[begin Extracted records]

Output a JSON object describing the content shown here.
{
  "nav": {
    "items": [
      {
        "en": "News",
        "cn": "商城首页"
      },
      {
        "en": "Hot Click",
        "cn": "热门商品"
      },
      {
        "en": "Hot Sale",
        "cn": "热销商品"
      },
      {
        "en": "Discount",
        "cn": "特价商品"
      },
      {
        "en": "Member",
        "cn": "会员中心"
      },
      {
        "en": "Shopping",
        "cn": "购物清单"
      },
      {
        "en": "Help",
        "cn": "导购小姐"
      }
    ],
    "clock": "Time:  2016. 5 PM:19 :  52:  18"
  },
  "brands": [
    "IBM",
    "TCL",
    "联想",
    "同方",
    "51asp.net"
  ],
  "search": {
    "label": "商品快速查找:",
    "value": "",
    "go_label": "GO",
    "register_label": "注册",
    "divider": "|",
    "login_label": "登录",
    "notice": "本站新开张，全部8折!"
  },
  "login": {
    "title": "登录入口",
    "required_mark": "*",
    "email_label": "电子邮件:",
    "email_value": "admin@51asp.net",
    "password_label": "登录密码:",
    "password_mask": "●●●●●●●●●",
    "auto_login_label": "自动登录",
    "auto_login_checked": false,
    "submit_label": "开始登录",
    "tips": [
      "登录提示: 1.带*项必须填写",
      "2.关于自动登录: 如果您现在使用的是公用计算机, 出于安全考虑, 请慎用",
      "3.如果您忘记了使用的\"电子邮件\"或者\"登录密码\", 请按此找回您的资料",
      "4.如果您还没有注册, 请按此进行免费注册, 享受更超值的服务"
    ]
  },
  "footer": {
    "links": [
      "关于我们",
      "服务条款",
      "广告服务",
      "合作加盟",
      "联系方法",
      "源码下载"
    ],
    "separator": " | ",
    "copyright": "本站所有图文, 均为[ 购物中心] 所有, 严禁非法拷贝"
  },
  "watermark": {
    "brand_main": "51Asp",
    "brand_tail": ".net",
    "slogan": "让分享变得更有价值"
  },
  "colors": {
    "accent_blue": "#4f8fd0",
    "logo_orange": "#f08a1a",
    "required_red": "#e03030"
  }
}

[end Extracted records]

[What to work on]
Write out the material exactly as given.

[Solution to the exercise]
Output a JSON object describing the content shown here.
{
  "nav": {
    "items": [
      {
        "en": "News",
        "cn": "商城首页"
      },
      {
        "en": "Hot Click",
        "cn": "热门商品"
      },
      {
        "en": "Hot Sale",
        "cn": "热销商品"
      },
      {
        "en": "Discount",
        "cn": "特价商品"
      },
      {
        "en": "Member",
        "cn": "会员中心"
      },
      {
        "en": "Shopping",
        "cn": "购物清单"
      },
      {
        "en": "Help",
        "cn": "导购小姐"
      }
    ],
    "clock": "Time:  2016. 5 PM:19 :  52:  18"
  },
  "brands": [
    "IBM",
    "TCL",
    "联想",
    "同方",
    "51asp.net"
  ],
  "search": {
    "label": "商品快速查找:",
    "value": "",
    "go_label": "GO",
    "register_label": "注册",
    "divider": "|",
    "login_label": "登录",
    "notice": "本站新开张，全部8折!"
  },
  "login": {
    "title": "登录入口",
    "required_mark": "*",
    "email_label": "电子邮件:",
    "email_value": "admin@51asp.net",
    "password_label": "登录密码:",
    "password_mask": "●●●●●●●●●",
    "auto_login_label": "自动登录",
    "auto_login_checked": false,
    "submit_label": "开始登录",
    "tips": [
      "登录提示: 1.带*项必须填写",
      "2.关于自动登录: 如果您现在使用的是公用计算机, 出于安全考虑, 请慎用",
      "3.如果您忘记了使用的\"电子邮件\"或者\"登录密码\", 请按此找回您的资料",
      "4.如果您还没有注册, 请按此进行免费注册, 享受更超值的服务"
    ]
  },
  "footer": {
    "links": [
      "关于我们",
      "服务条款",
      "广告服务",
      "合作加盟",
      "联系方法",
      "源码下载"
    ],
    "separator": " | ",
    "copyright": "本站所有图文, 均为[ 购物中心] 所有, 严禁非法拷贝"
  },
  "watermark": {
    "brand_main": "51Asp",
    "brand_tail": ".net",
    "slogan": "让分享变得更有价值"
  },
  "colors": {
    "accent_blue": "#4f8fd0",
    "logo_orange": "#f08a1a",
    "required_red": "#e03030"
  }
}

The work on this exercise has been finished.